- _REQUIRED TASK_: Can you render all of the lines below as a Markdown table with the columns "Row" and "Line", leaving out any blank lines?

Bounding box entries
------------------------------------------------

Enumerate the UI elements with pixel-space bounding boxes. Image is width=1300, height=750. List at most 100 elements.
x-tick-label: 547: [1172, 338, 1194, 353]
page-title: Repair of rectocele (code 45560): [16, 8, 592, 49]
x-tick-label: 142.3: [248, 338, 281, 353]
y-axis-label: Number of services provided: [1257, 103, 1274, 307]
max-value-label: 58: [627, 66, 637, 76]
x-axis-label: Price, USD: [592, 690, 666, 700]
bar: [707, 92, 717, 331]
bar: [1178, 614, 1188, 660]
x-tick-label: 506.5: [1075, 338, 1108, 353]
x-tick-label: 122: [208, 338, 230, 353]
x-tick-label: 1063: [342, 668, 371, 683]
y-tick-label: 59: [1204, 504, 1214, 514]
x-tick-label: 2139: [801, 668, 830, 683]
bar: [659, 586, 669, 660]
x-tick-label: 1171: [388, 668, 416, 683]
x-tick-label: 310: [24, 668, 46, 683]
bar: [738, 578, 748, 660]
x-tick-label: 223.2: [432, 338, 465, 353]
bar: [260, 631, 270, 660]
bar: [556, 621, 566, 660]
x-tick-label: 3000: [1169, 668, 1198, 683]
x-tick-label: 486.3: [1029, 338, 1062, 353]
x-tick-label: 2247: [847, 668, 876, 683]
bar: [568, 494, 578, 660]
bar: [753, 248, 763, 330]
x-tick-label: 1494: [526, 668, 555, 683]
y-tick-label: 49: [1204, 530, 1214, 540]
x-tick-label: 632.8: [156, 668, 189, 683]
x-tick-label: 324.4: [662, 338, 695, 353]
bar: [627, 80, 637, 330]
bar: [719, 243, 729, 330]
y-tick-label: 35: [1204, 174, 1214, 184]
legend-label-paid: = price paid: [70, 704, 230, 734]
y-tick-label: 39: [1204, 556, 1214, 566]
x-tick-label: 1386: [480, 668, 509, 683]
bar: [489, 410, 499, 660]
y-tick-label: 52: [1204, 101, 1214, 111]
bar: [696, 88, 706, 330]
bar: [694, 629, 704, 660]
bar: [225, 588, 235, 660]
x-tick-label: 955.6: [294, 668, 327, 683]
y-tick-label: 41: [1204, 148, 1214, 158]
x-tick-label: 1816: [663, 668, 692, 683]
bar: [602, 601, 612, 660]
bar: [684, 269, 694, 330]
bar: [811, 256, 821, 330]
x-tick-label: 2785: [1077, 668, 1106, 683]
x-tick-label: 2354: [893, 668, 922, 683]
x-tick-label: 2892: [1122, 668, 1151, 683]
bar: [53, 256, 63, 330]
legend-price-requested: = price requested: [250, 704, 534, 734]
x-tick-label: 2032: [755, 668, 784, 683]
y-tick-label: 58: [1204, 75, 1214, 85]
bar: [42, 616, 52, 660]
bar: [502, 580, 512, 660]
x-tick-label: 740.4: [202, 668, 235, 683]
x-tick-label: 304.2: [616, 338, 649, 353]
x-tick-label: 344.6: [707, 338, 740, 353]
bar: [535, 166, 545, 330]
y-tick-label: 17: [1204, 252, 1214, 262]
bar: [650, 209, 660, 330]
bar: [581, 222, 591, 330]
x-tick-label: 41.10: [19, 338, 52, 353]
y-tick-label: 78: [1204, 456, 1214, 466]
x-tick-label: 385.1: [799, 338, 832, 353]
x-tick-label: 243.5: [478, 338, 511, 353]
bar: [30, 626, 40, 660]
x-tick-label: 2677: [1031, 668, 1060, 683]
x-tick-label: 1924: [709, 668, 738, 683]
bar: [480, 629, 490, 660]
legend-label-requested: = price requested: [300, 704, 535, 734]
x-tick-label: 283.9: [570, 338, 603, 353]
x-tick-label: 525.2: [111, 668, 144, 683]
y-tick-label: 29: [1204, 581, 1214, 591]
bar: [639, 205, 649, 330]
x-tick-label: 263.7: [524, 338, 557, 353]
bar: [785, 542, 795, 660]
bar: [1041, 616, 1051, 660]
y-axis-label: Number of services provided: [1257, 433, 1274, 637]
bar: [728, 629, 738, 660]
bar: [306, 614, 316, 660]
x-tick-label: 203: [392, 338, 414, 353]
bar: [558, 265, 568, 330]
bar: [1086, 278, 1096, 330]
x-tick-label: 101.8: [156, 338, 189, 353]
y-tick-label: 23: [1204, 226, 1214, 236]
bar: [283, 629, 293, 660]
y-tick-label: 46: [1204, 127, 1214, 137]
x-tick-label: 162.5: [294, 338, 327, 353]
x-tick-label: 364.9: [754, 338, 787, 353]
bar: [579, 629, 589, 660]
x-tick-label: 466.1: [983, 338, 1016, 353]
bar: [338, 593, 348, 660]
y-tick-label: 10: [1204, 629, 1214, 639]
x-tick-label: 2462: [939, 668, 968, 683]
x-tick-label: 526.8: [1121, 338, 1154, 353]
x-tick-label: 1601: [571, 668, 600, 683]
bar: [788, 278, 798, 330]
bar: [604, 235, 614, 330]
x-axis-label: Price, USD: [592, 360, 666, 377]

------------------------------------------------

- _COMPLETE RESPONSE_:
| Row | Line |
|---|---|
| 1 | Enumerate the UI elements with pixel-space bounding boxes. Image is width=1300, height=750. List at most 100 elements. |
| 2 | x-tick-label: 547: [1172, 338, 1194, 353] |
| 3 | page-title: Repair of rectocele (code 45560): [16, 8, 592, 49] |
| 4 | x-tick-label: 142.3: [248, 338, 281, 353] |
| 5 | y-axis-label: Number of services provided: [1257, 103, 1274, 307] |
| 6 | max-value-label: 58: [627, 66, 637, 76] |
| 7 | x-axis-label: Price, USD: [592, 690, 666, 700] |
| 8 | bar: [707, 92, 717, 331] |
| 9 | bar: [1178, 614, 1188, 660] |
| 10 | x-tick-label: 506.5: [1075, 338, 1108, 353] |
| 11 | x-tick-label: 122: [208, 338, 230, 353] |
| 12 | x-tick-label: 1063: [342, 668, 371, 683] |
| 13 | y-tick-label: 59: [1204, 504, 1214, 514] |
| 14 | x-tick-label: 2139: [801, 668, 830, 683] |
| 15 | bar: [659, 586, 669, 660] |
| 16 | x-tick-label: 1171: [388, 668, 416, 683] |
| 17 | x-tick-label: 310: [24, 668, 46, 683] |
| 18 | bar: [738, 578, 748, 660] |
| 19 | x-tick-label: 223.2: [432, 338, 465, 353] |
| 20 | bar: [260, 631, 270, 660] |
| 21 | bar: [556, 621, 566, 660] |
| 22 | x-tick-label: 3000: [1169, 668, 1198, 683] |
| 23 | x-tick-label: 486.3: [1029, 338, 1062, 353] |
| 24 | x-tick-label: 2247: [847, 668, 876, 683] |
| 25 | bar: [568, 494, 578, 660] |
| 26 | bar: [753, 248, 763, 330] |
| 27 | x-tick-label: 1494: [526, 668, 555, 683] |
| 28 | y-tick-label: 49: [1204, 530, 1214, 540] |
| 29 | x-tick-label: 632.8: [156, 668, 189, 683] |
| 30 | x-tick-label: 324.4: [662, 338, 695, 353] |
| 31 | bar: [627, 80, 637, 330] |
| 32 | bar: [719, 243, 729, 330] |
| 33 | y-tick-label: 35: [1204, 174, 1214, 184] |
| 34 | legend-label-paid: = price paid: [70, 704, 230, 734] |
| 35 | y-tick-label: 39: [1204, 556, 1214, 566] |
| 36 | x-tick-label: 1386: [480, 668, 509, 683] |
| 37 | bar: [489, 410, 499, 660] |
| 38 | y-tick-label: 52: [1204, 101, 1214, 111] |
| 39 | bar: [696, 88, 706, 330] |
| 40 | bar: [694, 629, 704, 660] |
| 41 | bar: [225, 588, 235, 660] |
| 42 | x-tick-label: 955.6: [294, 668, 327, 683] |
| 43 | y-tick-label: 41: [1204, 148, 1214, 158] |
| 44 | x-tick-label: 1816: [663, 668, 692, 683] |
| 45 | bar: [602, 601, 612, 660] |
| 46 | bar: [684, 269, 694, 330] |
| 47 | bar: [811, 256, 821, 330] |
| 48 | x-tick-label: 2785: [1077, 668, 1106, 683] |
| 49 | x-tick-label: 2354: [893, 668, 922, 683] |
| 50 | x-tick-label: 2892: [1122, 668, 1151, 683] |
| 51 | bar: [53, 256, 63, 330] |
| 52 | legend-price-requested: = price requested: [250, 704, 534, 734] |
| 53 | x-tick-label: 2032: [755, 668, 784, 683] |
| 54 | y-tick-label: 58: [1204, 75, 1214, 85] |
| 55 | bar: [42, 616, 52, 660] |
| 56 | bar: [502, 580, 512, 660] |
| 57 | x-tick-label: 740.4: [202, 668, 235, 683] |
| 58 | x-tick-label: 304.2: [616, 338, 649, 353] |
| 59 | x-tick-label: 344.6: [707, 338, 740, 353] |
| 60 | bar: [535, 166, 545, 330] |
| 61 | y-tick-label: 17: [1204, 252, 1214, 262] |
| 62 | bar: [650, 209, 660, 330] |
| 63 | bar: [581, 222, 591, 330] |
| 64 | x-tick-label: 41.10: [19, 338, 52, 353] |
| 65 | y-tick-label: 78: [1204, 456, 1214, 466] |
| 66 | x-tick-label: 385.1: [799, 338, 832, 353] |
| 67 | x-tick-label: 243.5: [478, 338, 511, 353] |
| 68 | bar: [30, 626, 40, 660] |
| 69 | x-tick-label: 2677: [1031, 668, 1060, 683] |
| 70 | x-tick-label: 1924: [709, 668, 738, 683] |
| 71 | bar: [480, 629, 490, 660] |
| 72 | legend-label-requested: = price requested: [300, 704, 535, 734] |
| 73 | x-tick-label: 283.9: [570, 338, 603, 353] |
| 74 | x-tick-label: 525.2: [111, 668, 144, 683] |
| 75 | y-tick-label: 29: [1204, 581, 1214, 591] |
| 76 | bar: [639, 205, 649, 330] |
| 77 | x-tick-label: 263.7: [524, 338, 557, 353] |
| 78 | bar: [785, 542, 795, 660] |
| 79 | bar: [1041, 616, 1051, 660] |
| 80 | y-axis-label: Number of services provided: [1257, 433, 1274, 637] |
| 81 | bar: [728, 629, 738, 660] |
| 82 | bar: [306, 614, 316, 660] |
| 83 | x-tick-label: 203: [392, 338, 414, 353] |
| 84 | bar: [558, 265, 568, 330] |
| 85 | bar: [1086, 278, 1096, 330] |
| 86 | x-tick-label: 101.8: [156, 338, 189, 353] |
| 87 | y-tick-label: 23: [1204, 226, 1214, 236] |
| 88 | bar: [283, 629, 293, 660] |
| 89 | y-tick-label: 46: [1204, 127, 1214, 137] |
| 90 | x-tick-label: 162.5: [294, 338, 327, 353] |
| 91 | x-tick-label: 364.9: [754, 338, 787, 353] |
| 92 | bar: [579, 629, 589, 660] |
| 93 | x-tick-label: 466.1: [983, 338, 1016, 353] |
| 94 | bar: [338, 593, 348, 660] |
| 95 | y-tick-label: 10: [1204, 629, 1214, 639] |
| 96 | x-tick-label: 2462: [939, 668, 968, 683] |
| 97 | x-tick-label: 526.8: [1121, 338, 1154, 353] |
| 98 | x-tick-label: 1601: [571, 668, 600, 683] |
| 99 | bar: [788, 278, 798, 330] |
| 100 | bar: [604, 235, 614, 330] |
| 101 | x-axis-label: Price, USD: [592, 360, 666, 377] |